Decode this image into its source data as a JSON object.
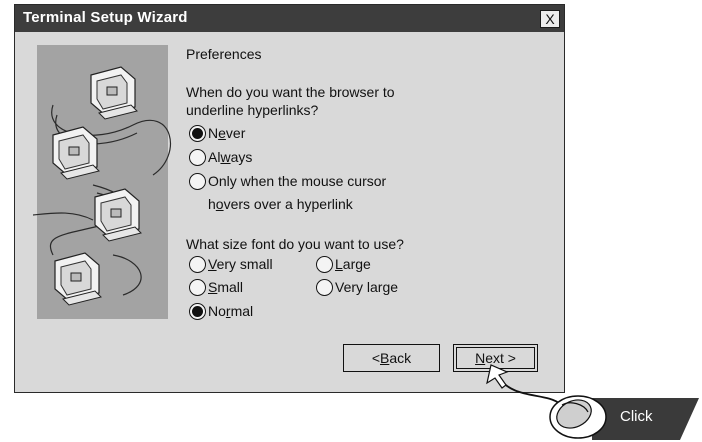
{
  "window": {
    "title": "Terminal Setup Wizard",
    "close_label": "X"
  },
  "section_title": "Preferences",
  "question_underline": {
    "line1": "When do you want the browser to",
    "line2": "underline hyperlinks?",
    "options": [
      {
        "pre": "N",
        "ul": "e",
        "post": "ver",
        "selected": true
      },
      {
        "pre": "Al",
        "ul": "w",
        "post": "ays",
        "selected": false
      },
      {
        "pre": "",
        "ul": "",
        "post": "Only when the mouse cursor",
        "selected": false,
        "line2_pre": "h",
        "line2_ul": "o",
        "line2_post": "vers over a hyperlink"
      }
    ]
  },
  "question_font": {
    "text": "What size font do you want to use?",
    "options": [
      {
        "pre": "",
        "ul": "V",
        "post": "ery small",
        "selected": false
      },
      {
        "pre": "",
        "ul": "L",
        "post": "arge",
        "selected": false
      },
      {
        "pre": "",
        "ul": "S",
        "post": "mall",
        "selected": false
      },
      {
        "pre": "Very lar",
        "ul": "g",
        "post": "e",
        "selected": false
      },
      {
        "pre": "No",
        "ul": "r",
        "post": "mal",
        "selected": true
      }
    ]
  },
  "buttons": {
    "back": {
      "pre": "< ",
      "ul": "B",
      "post": "ack"
    },
    "next": {
      "pre": "",
      "ul": "N",
      "post": "ext >"
    }
  },
  "callout": {
    "label": "Click",
    "icon": "mouse-icon"
  },
  "colors": {
    "titlebar": "#3d3d3d",
    "dialog_bg": "#d9d9d9",
    "illustration_bg": "#a3a3a3",
    "callout_bg": "#3a3a3a"
  }
}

Exercise brief
Will you set down the records word for word while leaving out every picture?

Response to this exercise
Decode this image into its source data as a JSON object.
{
  "window": {
    "title": "Terminal Setup Wizard",
    "close_label": "X"
  },
  "section_title": "Preferences",
  "question_underline": {
    "line1": "When do you want the browser to",
    "line2": "underline hyperlinks?",
    "options": [
      {
        "pre": "N",
        "ul": "e",
        "post": "ver",
        "selected": true
      },
      {
        "pre": "Al",
        "ul": "w",
        "post": "ays",
        "selected": false
      },
      {
        "pre": "",
        "ul": "",
        "post": "Only when the mouse cursor",
        "selected": false,
        "line2_pre": "h",
        "line2_ul": "o",
        "line2_post": "vers over a hyperlink"
      }
    ]
  },
  "question_font": {
    "text": "What size font do you want to use?",
    "options": [
      {
        "pre": "",
        "ul": "V",
        "post": "ery small",
        "selected": false
      },
      {
        "pre": "",
        "ul": "L",
        "post": "arge",
        "selected": false
      },
      {
        "pre": "",
        "ul": "S",
        "post": "mall",
        "selected": false
      },
      {
        "pre": "Very lar",
        "ul": "g",
        "post": "e",
        "selected": false
      },
      {
        "pre": "No",
        "ul": "r",
        "post": "mal",
        "selected": true
      }
    ]
  },
  "buttons": {
    "back": {
      "pre": "< ",
      "ul": "B",
      "post": "ack"
    },
    "next": {
      "pre": "",
      "ul": "N",
      "post": "ext >"
    }
  },
  "callout": {
    "label": "Click",
    "icon": "mouse-icon"
  },
  "colors": {
    "titlebar": "#3d3d3d",
    "dialog_bg": "#d9d9d9",
    "illustration_bg": "#a3a3a3",
    "callout_bg": "#3a3a3a"
  }
}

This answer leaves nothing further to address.